[Dataset rows]
========================================

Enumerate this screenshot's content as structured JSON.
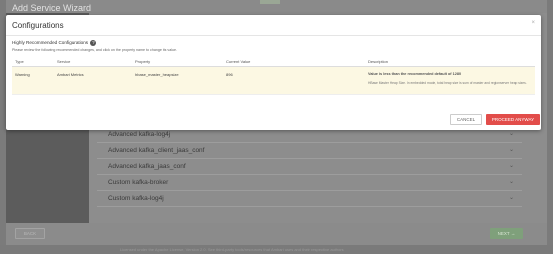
{
  "wizard": {
    "title": "Add Service Wizard",
    "back_label": "BACK",
    "next_label": "NEXT →",
    "accordion": [
      "Advanced kafka-log4j",
      "Advanced kafka_client_jaas_conf",
      "Advanced kafka_jaas_conf",
      "Custom kafka-broker",
      "Custom kafka-log4j"
    ],
    "footer_text": "Licensed under the Apache License, Version 2.0. See third-party tools/resources that Ambari uses and their respective authors"
  },
  "modal": {
    "title": "Configurations",
    "close_glyph": "×",
    "section_heading": "Highly Recommended Configurations",
    "help_glyph": "?",
    "instructions": "Please review the following recommended changes, and click on the property name to change its value.",
    "table": {
      "headers": [
        "Type",
        "Service",
        "Property",
        "Current Value",
        "Description"
      ],
      "rows": [
        {
          "type": "Warning",
          "service": "Ambari Metrics",
          "property": "hbase_master_heapsize",
          "current_value": "896",
          "description_main": "Value is less than the recommended default of 1280",
          "description_sub": "HBase Master Heap Size. In embedded mode, total heap size is sum of master and regionserver heap sizes."
        }
      ]
    },
    "cancel_label": "CANCEL",
    "proceed_label": "PROCEED ANYWAY"
  },
  "colors": {
    "proceed": "#e24d4a",
    "warning_row": "#fcf8e3",
    "next": "#7fa07b"
  }
}
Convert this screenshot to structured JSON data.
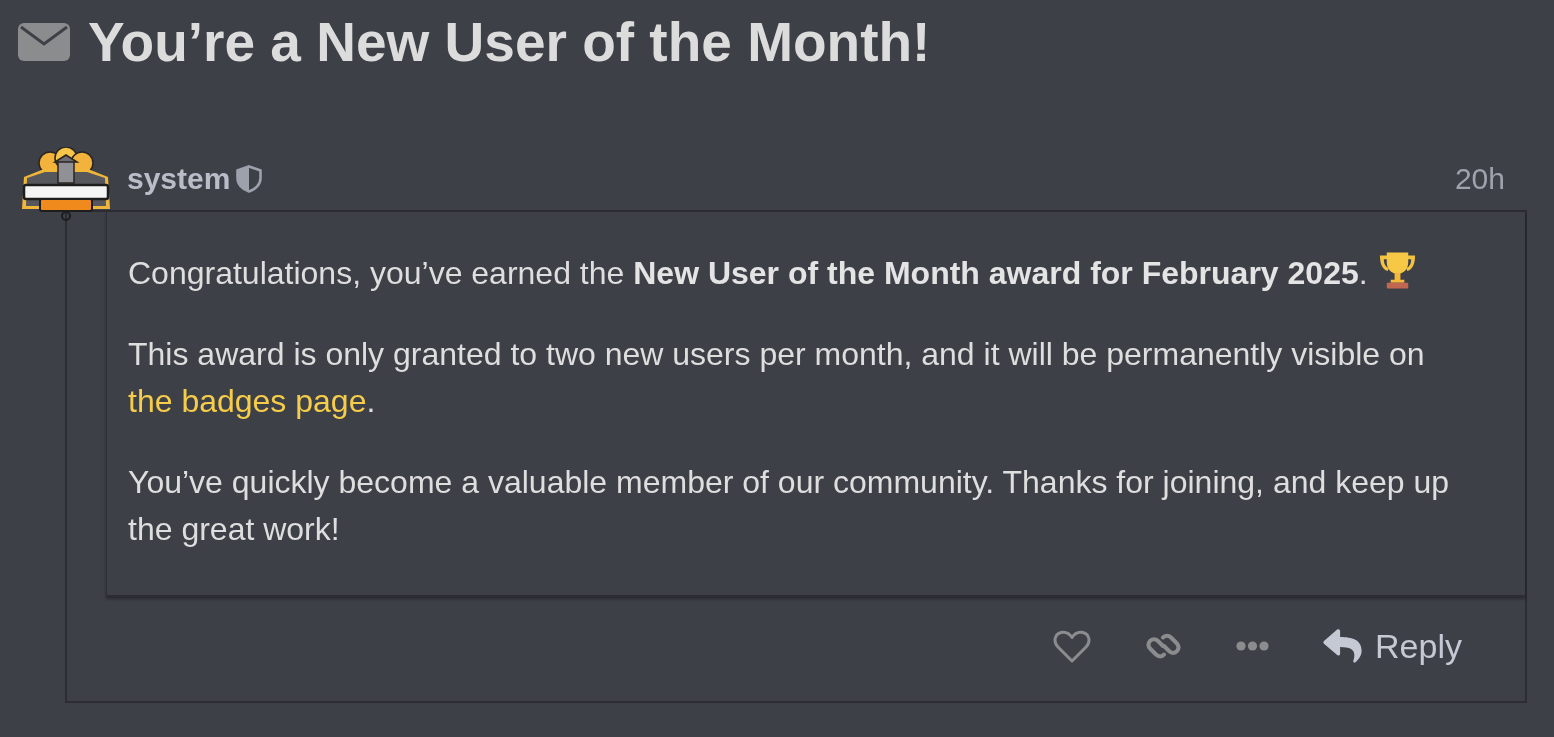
{
  "title": {
    "text": "You’re a New User of the Month!"
  },
  "post": {
    "author": "system",
    "time": "20h",
    "paragraphs": [
      {
        "segments": [
          {
            "kind": "text",
            "text": "Congratulations, you’ve earned the **New User of the Month award for February 2025**."
          },
          {
            "kind": "emoji"
          }
        ]
      },
      {
        "segments": [
          {
            "kind": "text",
            "text": "This award is only granted to two new users per month, and it will be permanently visible on "
          },
          {
            "kind": "link",
            "text": "the badges page"
          },
          {
            "kind": "text",
            "text": "."
          }
        ]
      },
      {
        "segments": [
          {
            "kind": "text",
            "text": "You’ve quickly become a valuable member of our community. Thanks for joining, and keep up the great work!"
          }
        ]
      }
    ],
    "actions": [
      {
        "kind": "like"
      },
      {
        "kind": "copy_link"
      },
      {
        "kind": "more"
      },
      {
        "kind": "reply",
        "label": "Reply"
      }
    ]
  }
}
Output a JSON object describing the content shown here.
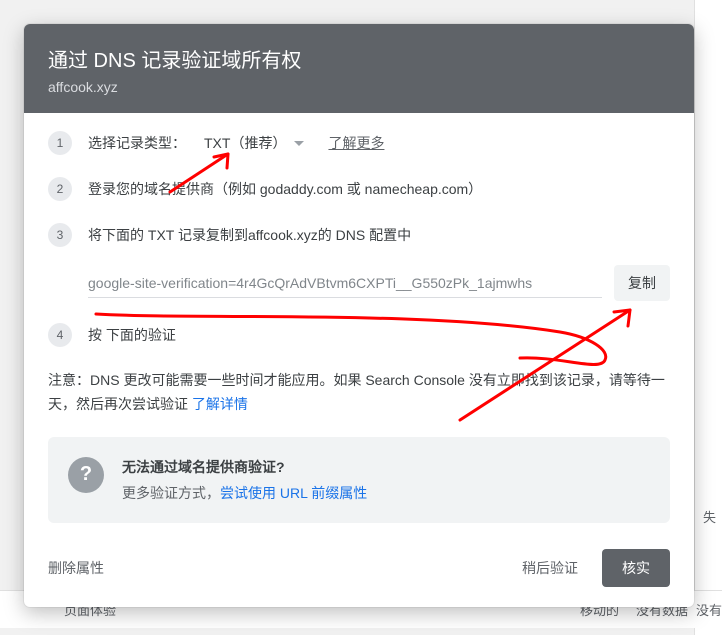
{
  "dialog": {
    "title": "通过 DNS 记录验证域所有权",
    "subtitle": "affcook.xyz",
    "step1": {
      "label": "选择记录类型：",
      "dropdown": "TXT（推荐）",
      "learn_more": "了解更多"
    },
    "step2": "登录您的域名提供商（例如 godaddy.com 或 namecheap.com）",
    "step3": "将下面的 TXT 记录复制到affcook.xyz的 DNS 配置中",
    "txt_value": "google-site-verification=4r4GcQrAdVBtvm6CXPTi__G550zPk_1ajmwhs",
    "copy": "复制",
    "step4": "按 下面的验证",
    "note_a": "注意：DNS 更改可能需要一些时间才能应用。如果 Search Console 没有立即找到该记录，请等待一天，然后再次尝试验证 ",
    "note_link": "了解详情",
    "info_head": "无法通过域名提供商验证?",
    "info_body_a": "更多验证方式，",
    "info_body_link": "尝试使用 URL 前缀属性",
    "delete": "删除属性",
    "later": "稍后验证",
    "verify": "核实",
    "step_nums": [
      "1",
      "2",
      "3",
      "4"
    ]
  },
  "bg": {
    "row_a": "页面体验",
    "row_b": "移动的",
    "row_c": "没有数据",
    "row_d": "没有",
    "rhead": "失"
  }
}
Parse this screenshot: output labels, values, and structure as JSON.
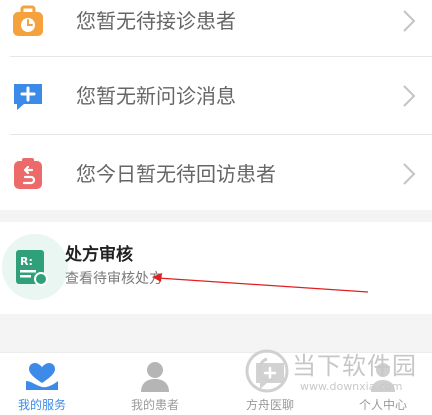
{
  "list": {
    "items": [
      {
        "label": "您暂无待接诊患者",
        "icon": "clock-briefcase-icon",
        "icon_color": "#f5a13c"
      },
      {
        "label": "您暂无新问诊消息",
        "icon": "chat-plus-icon",
        "icon_color": "#3d8be8"
      },
      {
        "label": "您今日暂无待回访患者",
        "icon": "clipboard-return-icon",
        "icon_color": "#ec6a6a"
      }
    ]
  },
  "prescription_card": {
    "title": "处方审核",
    "subtitle": "查看待审核处方",
    "icon": "prescription-icon",
    "icon_color": "#2fa07a"
  },
  "tabbar": {
    "tabs": [
      {
        "label": "我的服务",
        "icon": "heart-hand-icon",
        "active": true
      },
      {
        "label": "我的患者",
        "icon": "person-icon",
        "active": false
      },
      {
        "label": "方舟医聊",
        "icon": "chat-icon",
        "active": false
      },
      {
        "label": "个人中心",
        "icon": "profile-icon",
        "active": false
      }
    ]
  },
  "watermark": {
    "name": "当下软件园",
    "url": "www.downxia.com"
  },
  "colors": {
    "accent": "#3d8be8",
    "annotation_arrow": "#e02020"
  }
}
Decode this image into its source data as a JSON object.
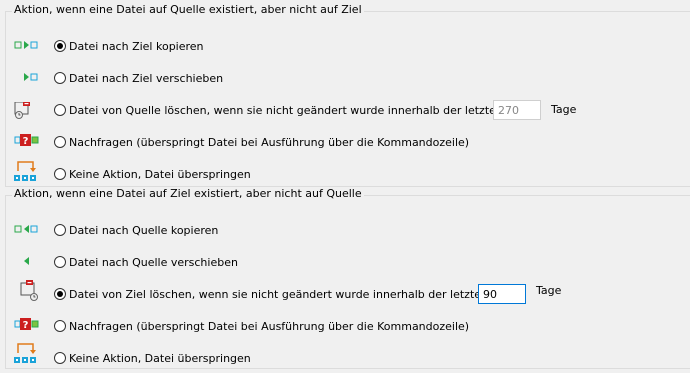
{
  "section_target_missing": {
    "title": "Aktion, wenn eine Datei auf Quelle existiert, aber nicht auf Ziel",
    "options": [
      {
        "label": "Datei nach Ziel kopieren",
        "icon": "copy-to-target-icon",
        "selected": true
      },
      {
        "label": "Datei nach Ziel verschieben",
        "icon": "move-to-target-icon",
        "selected": false
      },
      {
        "label": "Datei von Quelle löschen, wenn sie nicht geändert wurde innerhalb der letzten",
        "icon": "delete-source-icon",
        "selected": false
      },
      {
        "label": "Nachfragen (überspringt Datei bei Ausführung über die Kommandozeile)",
        "icon": "ask-icon",
        "selected": false
      },
      {
        "label": "Keine Aktion, Datei überspringen",
        "icon": "skip-icon",
        "selected": false
      }
    ],
    "days_value": "270",
    "days_unit": "Tage",
    "days_enabled": false
  },
  "section_source_missing": {
    "title": "Aktion, wenn eine Datei auf Ziel existiert, aber nicht auf Quelle",
    "options": [
      {
        "label": "Datei nach Quelle kopieren",
        "icon": "copy-to-source-icon",
        "selected": false
      },
      {
        "label": "Datei nach Quelle verschieben",
        "icon": "move-to-source-icon",
        "selected": false
      },
      {
        "label": "Datei von Ziel löschen, wenn sie nicht geändert wurde innerhalb der letzten",
        "icon": "delete-target-icon",
        "selected": true
      },
      {
        "label": "Nachfragen (überspringt Datei bei Ausführung über die Kommandozeile)",
        "icon": "ask-icon",
        "selected": false
      },
      {
        "label": "Keine Aktion, Datei überspringen",
        "icon": "skip-icon",
        "selected": false
      }
    ],
    "days_value": "90",
    "days_unit": "Tage",
    "days_enabled": true
  },
  "colors": {
    "green": "#2aa84a",
    "cyan": "#1aa3d9",
    "red": "#cc1f1f",
    "orange": "#e07b1a",
    "focus": "#0078d7"
  }
}
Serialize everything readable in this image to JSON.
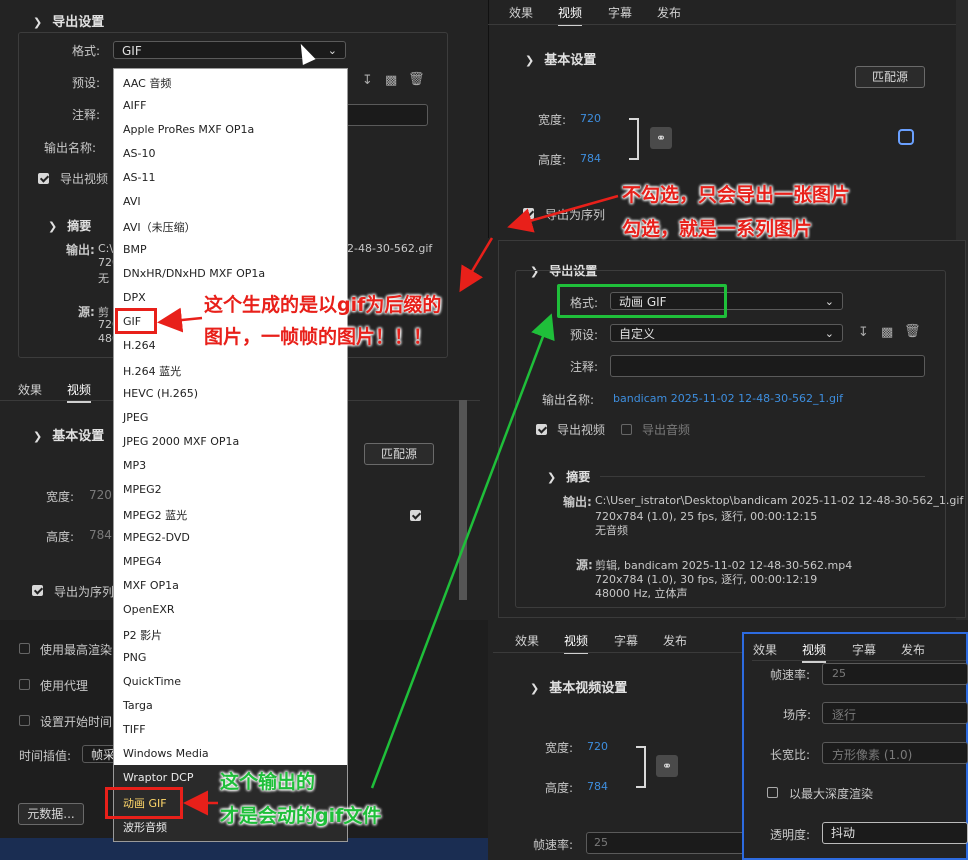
{
  "left_panel": {
    "export_settings_title": "导出设置",
    "format_label": "格式:",
    "format_value": "GIF",
    "preset_label": "预设:",
    "comment_label": "注释:",
    "output_name_label": "输出名称:",
    "export_video_label": "导出视频",
    "summary_title": "摘要",
    "output_label": "输出:",
    "output_line1_prefix": "C:\\",
    "output_line1_suffix": "2-48-30-562.gif",
    "output_line2": "720",
    "output_line3": "无",
    "source_label": "源:",
    "source_line1": "剪",
    "source_line2": "720",
    "source_line3": "480",
    "tabs": [
      "效果",
      "视频"
    ],
    "basic_settings_title": "基本设置",
    "match_source_button": "匹配源",
    "width_label": "宽度:",
    "width_value": "720",
    "height_label": "高度:",
    "height_value": "784",
    "export_sequence_label": "导出为序列",
    "use_max_render_label": "使用最高渲染",
    "use_proxy_label": "使用代理",
    "set_start_time_label": "设置开始时间",
    "time_interp_label": "时间插值:",
    "time_interp_value": "帧采",
    "metadata_button": "元数据..."
  },
  "format_dropdown": {
    "items": [
      "AAC 音频",
      "AIFF",
      "Apple ProRes MXF OP1a",
      "AS-10",
      "AS-11",
      "AVI",
      "AVI（未压缩）",
      "BMP",
      "DNxHR/DNxHD MXF OP1a",
      "DPX",
      "GIF",
      "H.264",
      "H.264 蓝光",
      "HEVC (H.265)",
      "JPEG",
      "JPEG 2000 MXF OP1a",
      "MP3",
      "MPEG2",
      "MPEG2 蓝光",
      "MPEG2-DVD",
      "MPEG4",
      "MXF OP1a",
      "OpenEXR",
      "P2 影片",
      "PNG",
      "QuickTime",
      "Targa",
      "TIFF",
      "Windows Media",
      "Wraptor DCP",
      "动画 GIF",
      "波形音频"
    ]
  },
  "right_top": {
    "tabs": [
      "效果",
      "视频",
      "字幕",
      "发布"
    ],
    "basic_settings_title": "基本设置",
    "match_source_button": "匹配源",
    "width_label": "宽度:",
    "width_value": "720",
    "height_label": "高度:",
    "height_value": "784",
    "export_sequence_label": "导出为序列"
  },
  "right_middle": {
    "export_settings_title": "导出设置",
    "format_label": "格式:",
    "format_value": "动画 GIF",
    "preset_label": "预设:",
    "preset_value": "自定义",
    "comment_label": "注释:",
    "output_name_label": "输出名称:",
    "output_name_value": "bandicam 2025-11-02 12-48-30-562_1.gif",
    "export_video_label": "导出视频",
    "export_audio_label": "导出音频",
    "summary_title": "摘要",
    "output_label": "输出:",
    "output_line1": "C:\\User_istrator\\Desktop\\bandicam 2025-11-02 12-48-30-562_1.gif",
    "output_line2": "720x784 (1.0), 25 fps, 逐行, 00:00:12:15",
    "output_line3": "无音频",
    "source_label": "源:",
    "source_line1": "剪辑, bandicam 2025-11-02 12-48-30-562.mp4",
    "source_line2": "720x784 (1.0), 30 fps, 逐行, 00:00:12:19",
    "source_line3": "48000 Hz, 立体声"
  },
  "right_bottom": {
    "tabs": [
      "效果",
      "视频",
      "字幕",
      "发布"
    ],
    "basic_video_title": "基本视频设置",
    "width_label": "宽度:",
    "width_value": "720",
    "height_label": "高度:",
    "height_value": "784",
    "frame_rate_label": "帧速率:",
    "frame_rate_value": "25"
  },
  "right_popup": {
    "tabs": [
      "效果",
      "视频",
      "字幕",
      "发布"
    ],
    "frame_rate_label": "帧速率:",
    "frame_rate_value": "25",
    "field_order_label": "场序:",
    "field_order_value": "逐行",
    "aspect_label": "长宽比:",
    "aspect_value": "方形像素 (1.0)",
    "max_depth_label": "以最大深度渲染",
    "transparency_label": "透明度:",
    "transparency_value": "抖动"
  },
  "annotations": {
    "red_right_line1": "不勾选，只会导出一张图片",
    "red_right_line2": "勾选，就是一系列图片",
    "red_mid_line1": "这个生成的是以gif为后缀的",
    "red_mid_line2": "图片，一帧帧的图片！！！",
    "green_line1": "这个输出的",
    "green_line2": "才是会动的gif文件"
  },
  "colors": {
    "panel_bg": "#232323",
    "link_blue": "#3e8ede",
    "annotation_red": "#e8201a",
    "annotation_green": "#1fbf3a"
  }
}
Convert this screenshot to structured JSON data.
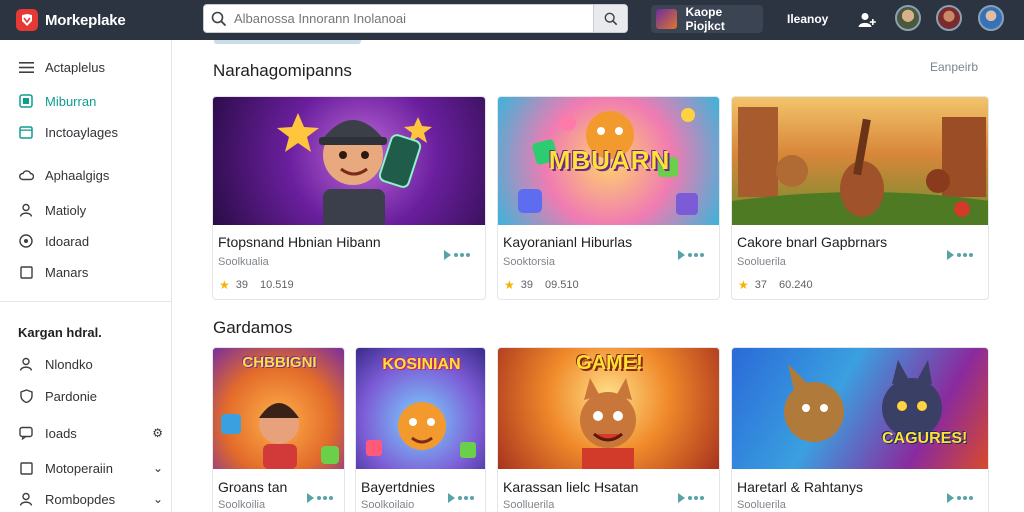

========================================

In the entries above, find lines with "subtitle" and copy each.

    "subtitle": "affcook.xyz",
    "subtitle": "查看待审核处方",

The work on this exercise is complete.